── Supplied records

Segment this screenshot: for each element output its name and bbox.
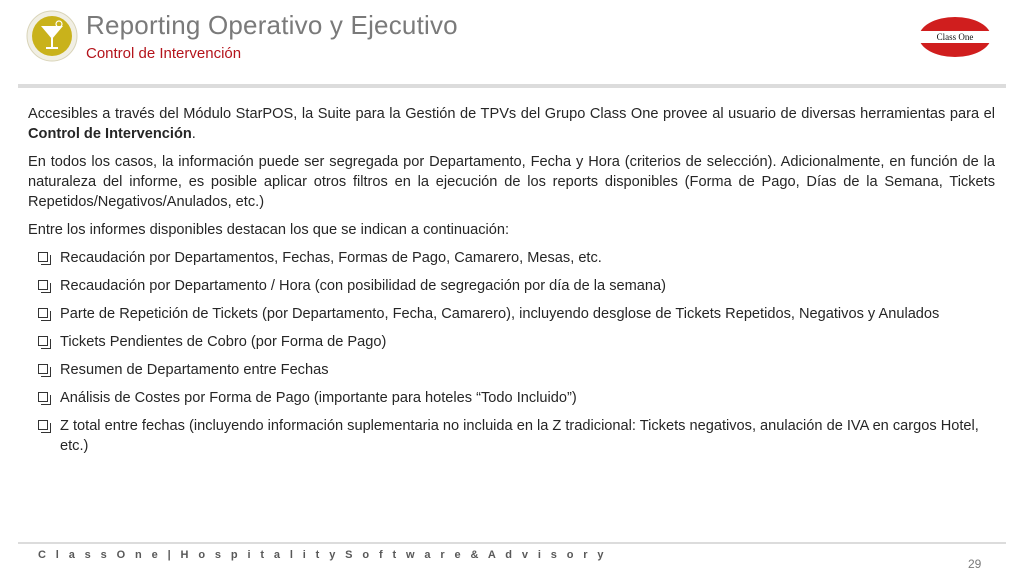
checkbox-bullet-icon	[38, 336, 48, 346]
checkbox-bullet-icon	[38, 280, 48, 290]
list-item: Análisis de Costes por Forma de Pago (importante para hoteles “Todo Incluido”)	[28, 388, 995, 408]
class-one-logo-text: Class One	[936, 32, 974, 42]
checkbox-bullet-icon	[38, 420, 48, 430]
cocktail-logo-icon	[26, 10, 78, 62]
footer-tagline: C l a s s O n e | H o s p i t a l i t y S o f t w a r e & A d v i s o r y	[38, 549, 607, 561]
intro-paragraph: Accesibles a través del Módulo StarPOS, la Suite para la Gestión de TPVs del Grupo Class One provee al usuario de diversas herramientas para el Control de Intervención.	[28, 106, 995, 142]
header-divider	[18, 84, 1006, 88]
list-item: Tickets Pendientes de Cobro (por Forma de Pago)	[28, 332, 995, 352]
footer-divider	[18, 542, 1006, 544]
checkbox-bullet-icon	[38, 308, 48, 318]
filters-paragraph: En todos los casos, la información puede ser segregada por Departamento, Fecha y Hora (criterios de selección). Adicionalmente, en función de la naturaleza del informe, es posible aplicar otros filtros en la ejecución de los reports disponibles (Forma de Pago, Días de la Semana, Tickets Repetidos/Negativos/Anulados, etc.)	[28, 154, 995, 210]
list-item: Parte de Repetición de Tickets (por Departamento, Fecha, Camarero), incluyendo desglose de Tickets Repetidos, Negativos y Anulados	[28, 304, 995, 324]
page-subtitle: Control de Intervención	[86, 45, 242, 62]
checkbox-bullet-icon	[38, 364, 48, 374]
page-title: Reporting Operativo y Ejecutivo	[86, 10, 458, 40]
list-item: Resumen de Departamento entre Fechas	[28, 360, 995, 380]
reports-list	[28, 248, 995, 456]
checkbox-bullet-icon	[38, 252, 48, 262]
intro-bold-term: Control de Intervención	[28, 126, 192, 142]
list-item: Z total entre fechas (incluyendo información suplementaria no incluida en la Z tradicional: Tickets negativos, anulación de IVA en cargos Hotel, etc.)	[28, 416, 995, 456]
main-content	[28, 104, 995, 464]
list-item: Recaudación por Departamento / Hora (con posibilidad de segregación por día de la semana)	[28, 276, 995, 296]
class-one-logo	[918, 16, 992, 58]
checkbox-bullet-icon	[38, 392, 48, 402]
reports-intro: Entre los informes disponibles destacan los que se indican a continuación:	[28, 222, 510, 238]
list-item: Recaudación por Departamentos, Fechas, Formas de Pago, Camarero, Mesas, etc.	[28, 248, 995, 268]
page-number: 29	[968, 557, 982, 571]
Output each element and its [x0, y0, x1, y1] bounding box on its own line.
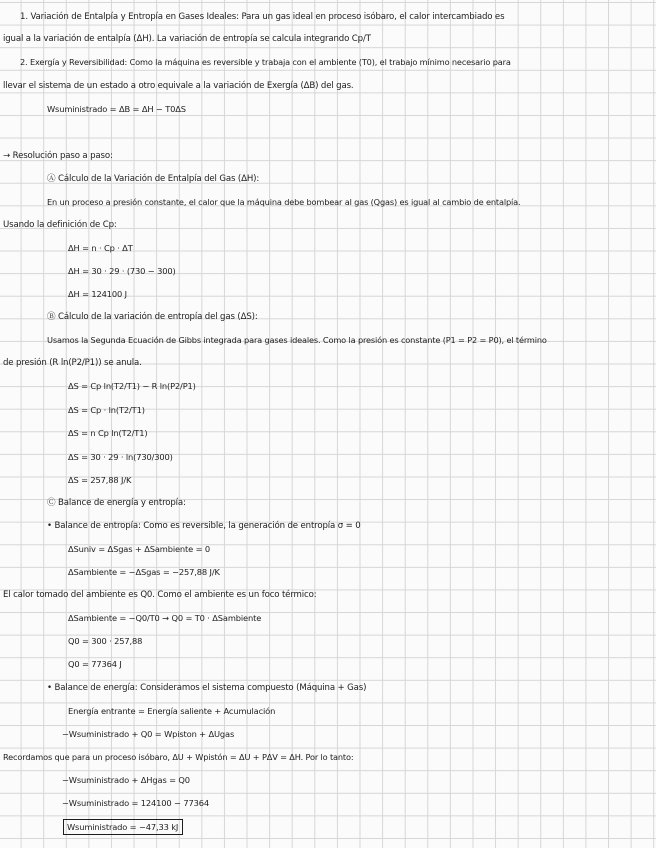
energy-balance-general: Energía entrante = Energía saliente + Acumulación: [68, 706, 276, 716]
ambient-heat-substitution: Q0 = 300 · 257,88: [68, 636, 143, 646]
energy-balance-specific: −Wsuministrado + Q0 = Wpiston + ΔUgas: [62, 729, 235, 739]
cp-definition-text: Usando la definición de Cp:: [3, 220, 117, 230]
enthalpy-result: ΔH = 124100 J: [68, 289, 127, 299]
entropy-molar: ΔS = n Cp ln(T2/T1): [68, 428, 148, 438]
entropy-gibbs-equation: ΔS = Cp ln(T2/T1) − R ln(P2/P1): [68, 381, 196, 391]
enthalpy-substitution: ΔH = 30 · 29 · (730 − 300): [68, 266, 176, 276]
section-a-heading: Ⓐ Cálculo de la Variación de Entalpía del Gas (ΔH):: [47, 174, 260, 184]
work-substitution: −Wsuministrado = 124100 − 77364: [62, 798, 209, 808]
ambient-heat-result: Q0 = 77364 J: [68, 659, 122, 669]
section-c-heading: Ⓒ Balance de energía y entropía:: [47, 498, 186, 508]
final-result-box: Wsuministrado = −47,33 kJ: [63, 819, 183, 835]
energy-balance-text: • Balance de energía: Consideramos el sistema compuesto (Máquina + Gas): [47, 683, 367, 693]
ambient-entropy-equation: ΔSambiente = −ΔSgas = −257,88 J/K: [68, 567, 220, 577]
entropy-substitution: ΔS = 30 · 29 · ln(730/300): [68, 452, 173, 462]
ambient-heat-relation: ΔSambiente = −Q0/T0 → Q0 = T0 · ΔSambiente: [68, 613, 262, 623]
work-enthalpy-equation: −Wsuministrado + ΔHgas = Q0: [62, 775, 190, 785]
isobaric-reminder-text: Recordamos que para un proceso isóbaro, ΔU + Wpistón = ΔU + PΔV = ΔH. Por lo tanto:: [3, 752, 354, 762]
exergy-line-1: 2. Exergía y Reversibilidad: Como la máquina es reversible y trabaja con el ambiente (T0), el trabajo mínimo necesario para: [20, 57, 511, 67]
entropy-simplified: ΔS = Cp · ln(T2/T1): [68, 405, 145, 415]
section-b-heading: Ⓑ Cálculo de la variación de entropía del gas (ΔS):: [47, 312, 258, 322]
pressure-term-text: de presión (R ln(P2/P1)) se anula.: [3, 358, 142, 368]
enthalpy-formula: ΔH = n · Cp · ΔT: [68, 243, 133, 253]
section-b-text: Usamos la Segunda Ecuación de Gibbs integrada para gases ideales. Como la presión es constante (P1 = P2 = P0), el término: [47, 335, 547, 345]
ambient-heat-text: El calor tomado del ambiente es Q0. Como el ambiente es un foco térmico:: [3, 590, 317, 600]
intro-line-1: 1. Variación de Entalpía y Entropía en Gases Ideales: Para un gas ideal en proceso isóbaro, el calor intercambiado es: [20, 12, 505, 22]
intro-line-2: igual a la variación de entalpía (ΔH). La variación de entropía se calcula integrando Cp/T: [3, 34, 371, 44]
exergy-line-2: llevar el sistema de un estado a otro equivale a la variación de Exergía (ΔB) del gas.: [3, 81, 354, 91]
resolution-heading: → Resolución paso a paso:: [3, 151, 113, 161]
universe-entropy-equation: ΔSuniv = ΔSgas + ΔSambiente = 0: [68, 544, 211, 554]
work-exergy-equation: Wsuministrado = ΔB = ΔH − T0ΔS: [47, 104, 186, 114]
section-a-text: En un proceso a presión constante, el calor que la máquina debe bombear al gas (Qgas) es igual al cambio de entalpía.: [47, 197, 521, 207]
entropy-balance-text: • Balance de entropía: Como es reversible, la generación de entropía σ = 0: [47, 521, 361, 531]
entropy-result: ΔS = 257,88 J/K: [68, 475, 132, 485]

────
── Supplied records

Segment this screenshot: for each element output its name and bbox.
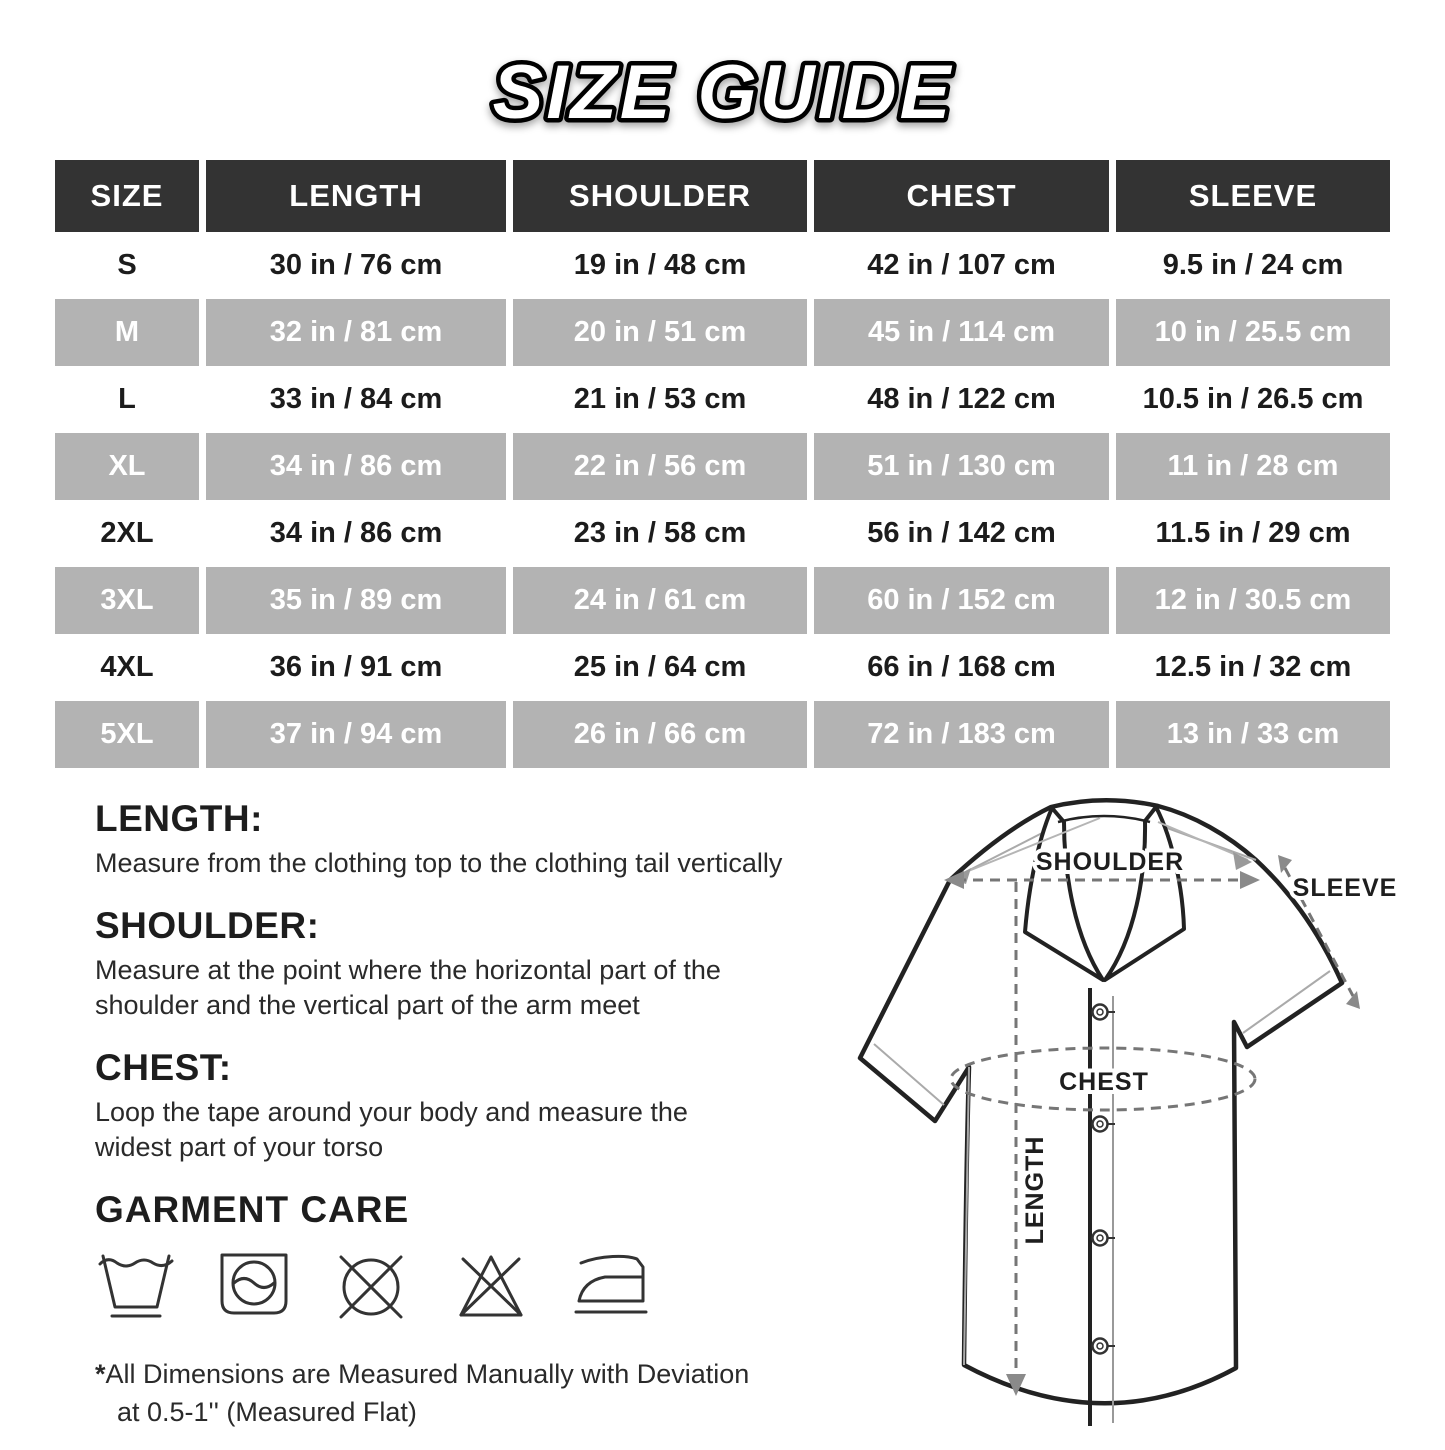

────

- Exercise details -
Put the entries from the line containing "Output each element" through the line containing "energy-balance-text: • Balance" into a two-column CSV with the columns instruction and response. Give one row per entry, place each field in quotation marks with line breaks replaced by spaces, and omit the pictures.

- Answer for the task -
instruction,response
"Output each element and its [x0, y0, x1, y1] bounding box on its own line.","energy-balance-general: Energía entrante = Energía saliente + Acumulación: [68, 706, 276, 716] ambient-heat-substitution: Q0 = 300 · 257,88: [68, 636, 143, 646] energy-balance-specific: −Wsuministrado + Q0 = Wpiston + ΔUgas: [62, 729, 235, 739] cp-definition-text: Usando la definición de Cp:: [3, 220, 117, 230] enthalpy-result: ΔH = 124100 J: [68, 289, 127, 299] entropy-molar: ΔS = n Cp ln(T2/T1): [68, 428, 148, 438] entropy-gibbs-equation: ΔS = Cp ln(T2/T1) − R ln(P2/P1): [68, 381, 196, 391] enthalpy-substitution: ΔH = 30 · 29 · (730 − 300): [68, 266, 176, 276] section-a-heading: Ⓐ Cálculo de la Variación de Entalpía del Gas (ΔH):: [47, 174, 260, 184] work-substitution: −Wsuministrado = 124100 − 77364: [62, 798, 209, 808] ambient-heat-result: Q0 = 77364 J: [68, 659, 122, 669] section-c-heading: Ⓒ Balance de energía y entropía:: [47, 498, 186, 508] final-result-box: Wsuministrado = −47,33 kJ: [63, 819, 183, 835] energy-balance-text: • Balance de energía: Consideramos el sistema compuesto (Máquina + Gas): [47, 683, 367, 693]"